* **Given information**
Start

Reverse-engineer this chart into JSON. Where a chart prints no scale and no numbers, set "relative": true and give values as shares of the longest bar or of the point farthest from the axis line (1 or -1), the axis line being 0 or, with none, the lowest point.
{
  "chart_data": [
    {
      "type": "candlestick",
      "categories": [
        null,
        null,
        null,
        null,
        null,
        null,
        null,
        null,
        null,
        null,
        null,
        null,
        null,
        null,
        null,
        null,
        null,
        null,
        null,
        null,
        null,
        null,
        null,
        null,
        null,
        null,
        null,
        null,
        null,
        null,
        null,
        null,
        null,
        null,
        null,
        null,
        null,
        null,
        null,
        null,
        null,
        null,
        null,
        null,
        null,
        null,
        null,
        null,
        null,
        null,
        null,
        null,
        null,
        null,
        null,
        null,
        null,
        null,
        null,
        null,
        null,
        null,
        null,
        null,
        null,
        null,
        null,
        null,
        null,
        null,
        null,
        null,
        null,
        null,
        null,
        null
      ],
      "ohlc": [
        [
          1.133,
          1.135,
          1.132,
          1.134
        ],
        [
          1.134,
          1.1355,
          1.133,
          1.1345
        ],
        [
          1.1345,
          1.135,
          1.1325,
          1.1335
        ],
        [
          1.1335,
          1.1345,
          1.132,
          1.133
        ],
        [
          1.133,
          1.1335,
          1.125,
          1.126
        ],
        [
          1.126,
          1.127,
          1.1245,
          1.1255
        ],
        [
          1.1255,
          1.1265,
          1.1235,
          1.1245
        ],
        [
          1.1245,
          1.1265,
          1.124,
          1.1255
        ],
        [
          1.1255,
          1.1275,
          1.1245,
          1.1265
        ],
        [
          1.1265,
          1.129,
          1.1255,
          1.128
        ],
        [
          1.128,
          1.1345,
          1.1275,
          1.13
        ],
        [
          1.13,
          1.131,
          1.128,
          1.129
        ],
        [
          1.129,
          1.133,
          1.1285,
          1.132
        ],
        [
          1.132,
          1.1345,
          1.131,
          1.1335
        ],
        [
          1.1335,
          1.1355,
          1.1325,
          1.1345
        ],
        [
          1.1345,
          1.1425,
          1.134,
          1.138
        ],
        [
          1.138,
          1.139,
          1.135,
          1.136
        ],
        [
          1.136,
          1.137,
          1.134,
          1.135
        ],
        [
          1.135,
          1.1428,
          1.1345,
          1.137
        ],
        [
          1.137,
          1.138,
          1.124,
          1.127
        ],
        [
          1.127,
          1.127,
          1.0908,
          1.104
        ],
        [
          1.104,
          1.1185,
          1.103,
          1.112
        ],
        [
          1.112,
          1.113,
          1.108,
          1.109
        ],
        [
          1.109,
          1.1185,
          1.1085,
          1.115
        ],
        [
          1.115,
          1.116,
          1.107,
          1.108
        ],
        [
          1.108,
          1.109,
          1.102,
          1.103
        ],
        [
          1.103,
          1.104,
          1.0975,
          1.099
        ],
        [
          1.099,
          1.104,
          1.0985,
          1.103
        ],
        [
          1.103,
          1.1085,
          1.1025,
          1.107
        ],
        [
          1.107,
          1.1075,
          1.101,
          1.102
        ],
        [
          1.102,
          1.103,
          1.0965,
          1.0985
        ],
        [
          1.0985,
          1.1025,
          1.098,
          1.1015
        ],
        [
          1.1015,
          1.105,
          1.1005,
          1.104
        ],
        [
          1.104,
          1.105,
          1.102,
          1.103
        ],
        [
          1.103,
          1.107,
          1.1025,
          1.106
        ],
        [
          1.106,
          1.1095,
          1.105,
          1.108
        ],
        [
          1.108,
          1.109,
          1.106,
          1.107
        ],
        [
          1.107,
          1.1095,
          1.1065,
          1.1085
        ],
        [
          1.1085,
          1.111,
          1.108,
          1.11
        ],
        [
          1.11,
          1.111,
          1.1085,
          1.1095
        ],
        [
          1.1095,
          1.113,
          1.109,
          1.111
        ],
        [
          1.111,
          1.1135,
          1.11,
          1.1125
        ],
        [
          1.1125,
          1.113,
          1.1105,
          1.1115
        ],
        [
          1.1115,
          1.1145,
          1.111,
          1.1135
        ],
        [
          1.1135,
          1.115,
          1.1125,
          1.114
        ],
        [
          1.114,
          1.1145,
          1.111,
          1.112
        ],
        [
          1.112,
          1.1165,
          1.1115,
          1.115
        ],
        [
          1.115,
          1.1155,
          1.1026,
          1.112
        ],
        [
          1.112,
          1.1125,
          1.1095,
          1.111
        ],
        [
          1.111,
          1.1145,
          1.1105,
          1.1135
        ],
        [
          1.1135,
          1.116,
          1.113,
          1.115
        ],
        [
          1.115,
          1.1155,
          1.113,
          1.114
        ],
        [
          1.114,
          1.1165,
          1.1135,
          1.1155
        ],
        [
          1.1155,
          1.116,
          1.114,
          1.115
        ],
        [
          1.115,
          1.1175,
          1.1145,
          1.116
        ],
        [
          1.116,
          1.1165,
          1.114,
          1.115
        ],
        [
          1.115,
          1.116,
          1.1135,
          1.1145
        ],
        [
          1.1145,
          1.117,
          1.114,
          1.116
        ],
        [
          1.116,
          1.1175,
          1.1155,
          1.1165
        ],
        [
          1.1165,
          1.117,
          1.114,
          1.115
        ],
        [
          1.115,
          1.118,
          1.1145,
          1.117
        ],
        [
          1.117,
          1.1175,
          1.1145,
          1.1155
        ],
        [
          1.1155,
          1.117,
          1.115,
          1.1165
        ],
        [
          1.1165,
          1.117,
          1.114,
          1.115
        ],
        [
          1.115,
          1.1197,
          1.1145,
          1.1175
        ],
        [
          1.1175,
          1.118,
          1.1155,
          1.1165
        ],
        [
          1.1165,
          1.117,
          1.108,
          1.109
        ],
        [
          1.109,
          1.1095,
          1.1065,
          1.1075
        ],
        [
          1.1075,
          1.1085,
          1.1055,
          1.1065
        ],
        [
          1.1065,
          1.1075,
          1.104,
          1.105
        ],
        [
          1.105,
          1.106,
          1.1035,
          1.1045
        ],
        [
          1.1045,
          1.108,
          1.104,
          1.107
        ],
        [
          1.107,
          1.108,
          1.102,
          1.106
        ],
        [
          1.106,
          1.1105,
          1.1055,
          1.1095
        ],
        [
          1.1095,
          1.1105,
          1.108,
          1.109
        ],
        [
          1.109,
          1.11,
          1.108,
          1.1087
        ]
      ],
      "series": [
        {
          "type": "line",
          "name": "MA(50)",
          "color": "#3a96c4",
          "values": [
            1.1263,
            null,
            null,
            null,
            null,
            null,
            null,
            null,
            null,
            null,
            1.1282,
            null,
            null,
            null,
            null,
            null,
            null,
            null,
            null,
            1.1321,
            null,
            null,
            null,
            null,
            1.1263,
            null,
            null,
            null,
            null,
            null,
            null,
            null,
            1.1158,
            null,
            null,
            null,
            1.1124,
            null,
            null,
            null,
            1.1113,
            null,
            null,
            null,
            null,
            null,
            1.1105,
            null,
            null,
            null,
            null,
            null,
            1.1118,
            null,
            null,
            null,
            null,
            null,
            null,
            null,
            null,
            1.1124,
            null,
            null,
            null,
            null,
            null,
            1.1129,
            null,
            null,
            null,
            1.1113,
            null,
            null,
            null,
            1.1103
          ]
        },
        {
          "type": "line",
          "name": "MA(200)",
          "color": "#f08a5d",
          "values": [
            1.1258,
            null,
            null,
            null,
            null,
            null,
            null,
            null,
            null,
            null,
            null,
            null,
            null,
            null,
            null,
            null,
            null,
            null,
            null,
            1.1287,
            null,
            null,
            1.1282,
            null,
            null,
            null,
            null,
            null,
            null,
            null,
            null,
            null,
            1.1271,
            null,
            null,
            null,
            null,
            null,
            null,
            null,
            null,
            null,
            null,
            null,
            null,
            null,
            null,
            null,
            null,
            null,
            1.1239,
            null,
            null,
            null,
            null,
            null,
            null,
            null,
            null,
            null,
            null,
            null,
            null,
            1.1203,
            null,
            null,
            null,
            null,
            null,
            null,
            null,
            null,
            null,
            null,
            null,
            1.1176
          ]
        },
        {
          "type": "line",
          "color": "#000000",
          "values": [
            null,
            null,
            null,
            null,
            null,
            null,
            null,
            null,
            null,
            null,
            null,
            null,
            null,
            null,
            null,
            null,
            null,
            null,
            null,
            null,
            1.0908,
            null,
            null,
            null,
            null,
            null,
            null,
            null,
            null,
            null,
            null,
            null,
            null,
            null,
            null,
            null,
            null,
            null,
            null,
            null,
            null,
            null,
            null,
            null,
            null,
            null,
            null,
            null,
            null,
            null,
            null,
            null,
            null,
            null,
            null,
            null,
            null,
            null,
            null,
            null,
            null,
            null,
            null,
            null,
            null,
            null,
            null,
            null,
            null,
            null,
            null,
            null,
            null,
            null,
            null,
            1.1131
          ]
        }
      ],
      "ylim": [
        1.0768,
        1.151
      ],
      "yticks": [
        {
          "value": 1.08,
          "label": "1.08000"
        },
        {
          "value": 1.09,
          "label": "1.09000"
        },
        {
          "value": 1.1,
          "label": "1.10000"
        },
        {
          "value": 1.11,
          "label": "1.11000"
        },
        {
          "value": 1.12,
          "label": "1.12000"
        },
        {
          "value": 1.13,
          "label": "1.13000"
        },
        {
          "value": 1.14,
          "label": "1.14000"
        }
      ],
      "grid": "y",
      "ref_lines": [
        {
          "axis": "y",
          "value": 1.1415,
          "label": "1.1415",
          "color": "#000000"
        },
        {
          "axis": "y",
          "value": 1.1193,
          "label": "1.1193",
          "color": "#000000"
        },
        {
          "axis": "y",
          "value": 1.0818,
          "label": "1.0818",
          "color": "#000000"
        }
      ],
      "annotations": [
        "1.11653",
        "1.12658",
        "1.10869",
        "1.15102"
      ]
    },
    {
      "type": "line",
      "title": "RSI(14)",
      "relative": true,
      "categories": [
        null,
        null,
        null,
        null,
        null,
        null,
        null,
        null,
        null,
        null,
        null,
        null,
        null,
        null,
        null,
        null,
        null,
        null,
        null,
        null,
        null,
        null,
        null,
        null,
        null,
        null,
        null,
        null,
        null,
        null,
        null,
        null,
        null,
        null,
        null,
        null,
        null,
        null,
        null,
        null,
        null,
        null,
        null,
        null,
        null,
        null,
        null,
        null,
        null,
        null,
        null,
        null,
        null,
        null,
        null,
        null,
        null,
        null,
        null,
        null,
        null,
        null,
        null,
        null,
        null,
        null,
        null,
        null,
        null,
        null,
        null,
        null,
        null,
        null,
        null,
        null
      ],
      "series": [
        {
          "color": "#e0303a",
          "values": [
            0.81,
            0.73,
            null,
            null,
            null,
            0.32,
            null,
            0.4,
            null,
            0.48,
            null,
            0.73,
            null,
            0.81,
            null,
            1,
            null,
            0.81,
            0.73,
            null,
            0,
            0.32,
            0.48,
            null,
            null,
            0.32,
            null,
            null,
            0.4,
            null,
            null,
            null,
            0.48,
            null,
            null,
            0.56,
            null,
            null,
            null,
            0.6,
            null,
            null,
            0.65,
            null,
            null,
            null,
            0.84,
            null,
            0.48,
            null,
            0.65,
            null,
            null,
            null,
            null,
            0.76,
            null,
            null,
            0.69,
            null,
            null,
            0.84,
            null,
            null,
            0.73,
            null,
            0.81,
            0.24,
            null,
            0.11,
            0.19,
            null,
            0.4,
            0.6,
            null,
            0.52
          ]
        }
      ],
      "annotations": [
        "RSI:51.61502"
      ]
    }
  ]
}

End

* **Problem statement**
In the entries above, find every line holding the word "relative" and copy it out.

* **Response**
Reverse-engineer this chart into JSON. Where a chart prints no scale and no numbers, set "relative": true and give values as shares of the longest bar or of the point farthest from the axis line (1 or -1), the axis line being 0 or, with none, the lowest point.
      "relative": true,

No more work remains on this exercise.